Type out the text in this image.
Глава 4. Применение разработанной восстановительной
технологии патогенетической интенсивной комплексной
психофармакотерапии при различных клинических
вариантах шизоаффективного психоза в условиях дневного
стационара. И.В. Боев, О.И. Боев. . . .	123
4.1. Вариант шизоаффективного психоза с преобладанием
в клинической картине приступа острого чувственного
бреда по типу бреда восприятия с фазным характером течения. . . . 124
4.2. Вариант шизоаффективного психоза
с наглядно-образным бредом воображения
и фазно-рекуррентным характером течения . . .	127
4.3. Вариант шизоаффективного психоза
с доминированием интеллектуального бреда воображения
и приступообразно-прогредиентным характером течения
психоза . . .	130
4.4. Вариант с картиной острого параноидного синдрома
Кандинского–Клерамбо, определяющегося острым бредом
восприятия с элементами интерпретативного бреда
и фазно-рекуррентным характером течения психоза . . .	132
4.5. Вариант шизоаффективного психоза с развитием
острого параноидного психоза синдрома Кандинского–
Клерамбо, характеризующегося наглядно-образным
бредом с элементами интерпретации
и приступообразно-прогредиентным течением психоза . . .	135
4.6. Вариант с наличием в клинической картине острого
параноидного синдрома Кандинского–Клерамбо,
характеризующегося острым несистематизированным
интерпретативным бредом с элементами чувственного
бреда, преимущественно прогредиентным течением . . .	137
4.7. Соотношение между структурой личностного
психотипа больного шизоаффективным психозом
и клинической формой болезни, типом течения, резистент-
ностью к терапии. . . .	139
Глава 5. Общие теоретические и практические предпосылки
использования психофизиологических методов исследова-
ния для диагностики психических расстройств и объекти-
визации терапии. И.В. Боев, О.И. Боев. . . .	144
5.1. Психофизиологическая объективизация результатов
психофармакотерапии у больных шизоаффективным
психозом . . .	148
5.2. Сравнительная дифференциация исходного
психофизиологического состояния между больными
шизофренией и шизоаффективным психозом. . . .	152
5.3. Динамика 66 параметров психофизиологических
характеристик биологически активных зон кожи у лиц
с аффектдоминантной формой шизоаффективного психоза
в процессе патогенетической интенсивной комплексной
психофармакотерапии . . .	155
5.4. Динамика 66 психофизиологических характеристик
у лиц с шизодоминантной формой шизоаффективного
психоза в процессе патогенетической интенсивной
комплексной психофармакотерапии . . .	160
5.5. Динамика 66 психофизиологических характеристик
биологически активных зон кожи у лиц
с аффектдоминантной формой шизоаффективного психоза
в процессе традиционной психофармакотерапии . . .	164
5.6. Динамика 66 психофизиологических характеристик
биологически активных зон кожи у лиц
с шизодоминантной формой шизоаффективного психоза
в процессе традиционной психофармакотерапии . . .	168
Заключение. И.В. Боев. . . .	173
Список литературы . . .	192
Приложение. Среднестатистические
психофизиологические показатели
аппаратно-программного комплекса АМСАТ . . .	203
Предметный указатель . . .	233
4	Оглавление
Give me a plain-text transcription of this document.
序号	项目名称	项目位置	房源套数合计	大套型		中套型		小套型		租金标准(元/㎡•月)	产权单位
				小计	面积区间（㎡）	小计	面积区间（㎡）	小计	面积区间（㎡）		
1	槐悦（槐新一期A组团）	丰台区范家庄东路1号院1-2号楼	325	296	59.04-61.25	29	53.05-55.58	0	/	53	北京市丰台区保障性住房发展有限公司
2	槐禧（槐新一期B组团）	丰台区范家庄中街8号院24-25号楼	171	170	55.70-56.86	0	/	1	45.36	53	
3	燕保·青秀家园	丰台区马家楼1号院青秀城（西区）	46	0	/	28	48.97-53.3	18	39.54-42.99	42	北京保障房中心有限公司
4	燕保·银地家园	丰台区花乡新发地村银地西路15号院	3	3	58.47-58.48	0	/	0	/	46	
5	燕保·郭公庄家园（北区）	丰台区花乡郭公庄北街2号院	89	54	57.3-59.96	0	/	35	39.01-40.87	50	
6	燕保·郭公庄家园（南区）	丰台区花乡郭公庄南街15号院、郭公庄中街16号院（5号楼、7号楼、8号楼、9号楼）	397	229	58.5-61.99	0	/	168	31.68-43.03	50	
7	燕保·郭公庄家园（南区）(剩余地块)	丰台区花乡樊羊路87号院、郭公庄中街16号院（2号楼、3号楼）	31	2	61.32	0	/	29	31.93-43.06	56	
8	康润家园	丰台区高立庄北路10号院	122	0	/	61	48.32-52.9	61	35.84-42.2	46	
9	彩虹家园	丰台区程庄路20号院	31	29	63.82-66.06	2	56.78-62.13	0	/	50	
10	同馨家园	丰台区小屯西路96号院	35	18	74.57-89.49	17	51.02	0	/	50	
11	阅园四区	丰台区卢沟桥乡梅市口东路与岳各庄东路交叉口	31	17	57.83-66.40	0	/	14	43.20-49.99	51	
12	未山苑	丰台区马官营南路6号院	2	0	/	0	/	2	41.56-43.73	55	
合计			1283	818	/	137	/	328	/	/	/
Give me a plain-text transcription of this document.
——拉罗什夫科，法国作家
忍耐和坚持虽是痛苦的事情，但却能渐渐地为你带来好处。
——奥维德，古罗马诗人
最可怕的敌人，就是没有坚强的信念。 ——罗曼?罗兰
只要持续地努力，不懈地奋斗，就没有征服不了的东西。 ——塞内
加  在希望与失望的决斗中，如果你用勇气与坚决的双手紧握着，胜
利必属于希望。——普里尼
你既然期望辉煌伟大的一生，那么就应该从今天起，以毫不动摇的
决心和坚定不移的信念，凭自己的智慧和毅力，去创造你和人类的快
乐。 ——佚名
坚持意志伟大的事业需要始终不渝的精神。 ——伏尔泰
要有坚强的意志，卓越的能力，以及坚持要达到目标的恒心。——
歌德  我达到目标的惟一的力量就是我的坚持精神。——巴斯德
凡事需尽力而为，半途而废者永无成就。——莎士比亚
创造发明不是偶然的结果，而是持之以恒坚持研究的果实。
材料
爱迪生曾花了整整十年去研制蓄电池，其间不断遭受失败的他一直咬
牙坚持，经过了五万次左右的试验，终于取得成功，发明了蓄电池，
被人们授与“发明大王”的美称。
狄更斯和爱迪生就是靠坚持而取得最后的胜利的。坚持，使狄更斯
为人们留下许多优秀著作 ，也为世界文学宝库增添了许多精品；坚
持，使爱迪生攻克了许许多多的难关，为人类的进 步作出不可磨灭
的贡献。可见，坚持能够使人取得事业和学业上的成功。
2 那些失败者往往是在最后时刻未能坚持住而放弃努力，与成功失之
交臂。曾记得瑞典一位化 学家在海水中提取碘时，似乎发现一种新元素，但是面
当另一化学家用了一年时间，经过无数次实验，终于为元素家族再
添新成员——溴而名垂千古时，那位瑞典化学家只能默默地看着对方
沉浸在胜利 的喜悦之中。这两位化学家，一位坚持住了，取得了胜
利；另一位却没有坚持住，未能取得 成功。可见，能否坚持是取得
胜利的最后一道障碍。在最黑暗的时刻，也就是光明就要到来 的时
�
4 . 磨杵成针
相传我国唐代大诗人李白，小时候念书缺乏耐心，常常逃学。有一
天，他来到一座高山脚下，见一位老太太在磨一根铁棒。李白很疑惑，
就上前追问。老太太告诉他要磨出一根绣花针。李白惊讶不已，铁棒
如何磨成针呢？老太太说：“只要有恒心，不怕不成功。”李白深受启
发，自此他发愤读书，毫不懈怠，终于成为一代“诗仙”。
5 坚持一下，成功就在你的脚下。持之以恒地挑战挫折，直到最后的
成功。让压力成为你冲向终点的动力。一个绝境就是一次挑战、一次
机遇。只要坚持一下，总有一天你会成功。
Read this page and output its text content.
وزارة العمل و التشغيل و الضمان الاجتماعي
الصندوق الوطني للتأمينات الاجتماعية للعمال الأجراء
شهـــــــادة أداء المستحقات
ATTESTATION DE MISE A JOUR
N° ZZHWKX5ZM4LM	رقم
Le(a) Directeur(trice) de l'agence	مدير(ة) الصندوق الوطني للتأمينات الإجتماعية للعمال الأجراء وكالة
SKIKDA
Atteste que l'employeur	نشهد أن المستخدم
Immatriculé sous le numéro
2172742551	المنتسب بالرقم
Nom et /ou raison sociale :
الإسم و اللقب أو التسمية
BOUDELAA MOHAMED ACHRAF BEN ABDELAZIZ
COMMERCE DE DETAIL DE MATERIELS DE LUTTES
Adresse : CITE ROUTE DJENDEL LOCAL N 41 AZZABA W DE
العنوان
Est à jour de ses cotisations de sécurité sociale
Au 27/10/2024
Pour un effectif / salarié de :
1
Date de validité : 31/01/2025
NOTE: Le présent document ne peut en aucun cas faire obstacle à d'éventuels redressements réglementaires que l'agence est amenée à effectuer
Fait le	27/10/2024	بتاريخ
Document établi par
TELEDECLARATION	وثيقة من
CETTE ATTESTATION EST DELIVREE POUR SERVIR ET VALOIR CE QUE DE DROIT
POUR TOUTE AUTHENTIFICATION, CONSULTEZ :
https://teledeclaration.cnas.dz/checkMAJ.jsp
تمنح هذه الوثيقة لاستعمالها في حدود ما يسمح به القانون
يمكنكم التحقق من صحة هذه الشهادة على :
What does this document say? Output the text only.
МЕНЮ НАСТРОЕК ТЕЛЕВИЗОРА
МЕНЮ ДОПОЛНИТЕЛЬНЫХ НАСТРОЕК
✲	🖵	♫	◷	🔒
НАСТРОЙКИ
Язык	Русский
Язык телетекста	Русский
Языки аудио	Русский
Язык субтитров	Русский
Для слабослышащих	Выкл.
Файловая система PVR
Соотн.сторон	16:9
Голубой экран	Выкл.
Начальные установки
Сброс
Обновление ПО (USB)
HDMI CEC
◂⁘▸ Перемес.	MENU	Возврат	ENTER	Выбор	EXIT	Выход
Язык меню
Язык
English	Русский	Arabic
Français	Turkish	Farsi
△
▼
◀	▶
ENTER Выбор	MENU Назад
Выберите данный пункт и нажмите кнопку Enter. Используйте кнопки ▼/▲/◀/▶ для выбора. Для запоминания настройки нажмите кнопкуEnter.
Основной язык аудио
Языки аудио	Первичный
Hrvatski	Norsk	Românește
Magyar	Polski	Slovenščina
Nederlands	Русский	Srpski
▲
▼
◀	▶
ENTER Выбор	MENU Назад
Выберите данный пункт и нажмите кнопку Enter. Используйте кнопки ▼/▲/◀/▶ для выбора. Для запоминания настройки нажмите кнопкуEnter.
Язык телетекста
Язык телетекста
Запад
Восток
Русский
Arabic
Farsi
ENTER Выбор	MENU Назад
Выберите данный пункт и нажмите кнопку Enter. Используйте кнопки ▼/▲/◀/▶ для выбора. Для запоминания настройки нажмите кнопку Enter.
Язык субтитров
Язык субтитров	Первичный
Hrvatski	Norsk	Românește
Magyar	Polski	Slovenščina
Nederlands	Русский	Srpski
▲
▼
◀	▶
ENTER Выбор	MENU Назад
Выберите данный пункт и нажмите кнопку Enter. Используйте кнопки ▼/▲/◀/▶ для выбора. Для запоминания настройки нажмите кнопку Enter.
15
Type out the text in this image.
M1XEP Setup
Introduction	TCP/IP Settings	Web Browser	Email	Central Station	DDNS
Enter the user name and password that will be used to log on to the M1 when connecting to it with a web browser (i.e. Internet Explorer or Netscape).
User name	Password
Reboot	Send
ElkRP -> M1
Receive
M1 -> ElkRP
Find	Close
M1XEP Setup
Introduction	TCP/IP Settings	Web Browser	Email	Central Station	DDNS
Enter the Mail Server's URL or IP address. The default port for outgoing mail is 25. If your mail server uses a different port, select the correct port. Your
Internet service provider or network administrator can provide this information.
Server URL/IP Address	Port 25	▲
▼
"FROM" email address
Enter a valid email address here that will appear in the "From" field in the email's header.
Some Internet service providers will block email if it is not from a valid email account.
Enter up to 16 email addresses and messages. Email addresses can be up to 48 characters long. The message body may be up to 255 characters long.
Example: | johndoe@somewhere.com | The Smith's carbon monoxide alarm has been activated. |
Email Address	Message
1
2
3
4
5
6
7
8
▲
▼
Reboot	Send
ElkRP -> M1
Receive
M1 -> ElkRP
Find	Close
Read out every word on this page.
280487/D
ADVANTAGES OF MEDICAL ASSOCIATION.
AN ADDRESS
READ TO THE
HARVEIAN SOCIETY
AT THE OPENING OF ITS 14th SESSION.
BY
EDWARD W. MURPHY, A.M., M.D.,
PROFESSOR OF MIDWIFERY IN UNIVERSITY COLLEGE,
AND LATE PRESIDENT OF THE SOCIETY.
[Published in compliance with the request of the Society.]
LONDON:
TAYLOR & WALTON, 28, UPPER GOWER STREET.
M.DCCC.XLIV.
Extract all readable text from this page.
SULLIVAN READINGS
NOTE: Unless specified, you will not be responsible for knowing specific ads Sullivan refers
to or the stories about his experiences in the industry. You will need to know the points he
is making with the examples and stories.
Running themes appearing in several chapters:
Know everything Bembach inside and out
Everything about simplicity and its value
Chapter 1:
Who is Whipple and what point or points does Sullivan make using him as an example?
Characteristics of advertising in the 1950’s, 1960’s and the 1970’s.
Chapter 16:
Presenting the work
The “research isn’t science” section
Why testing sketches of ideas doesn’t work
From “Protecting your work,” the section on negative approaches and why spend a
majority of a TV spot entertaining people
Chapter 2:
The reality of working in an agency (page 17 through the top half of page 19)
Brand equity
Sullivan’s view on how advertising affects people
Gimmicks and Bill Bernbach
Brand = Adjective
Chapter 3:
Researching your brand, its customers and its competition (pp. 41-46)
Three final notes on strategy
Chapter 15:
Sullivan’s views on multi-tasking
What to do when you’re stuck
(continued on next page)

=======

# Task instructions
Keep only the lines that hold the string "text", and copy them out.

# Solution for this exercise
Type out the text in this image.
Give me a plain-text transcription of this document.
Give me a plain-text transcription of this document.
Read this page and output its text content.
What does this document say? Output the text only.
Type out the text in this image.
Extract all readable text from this page.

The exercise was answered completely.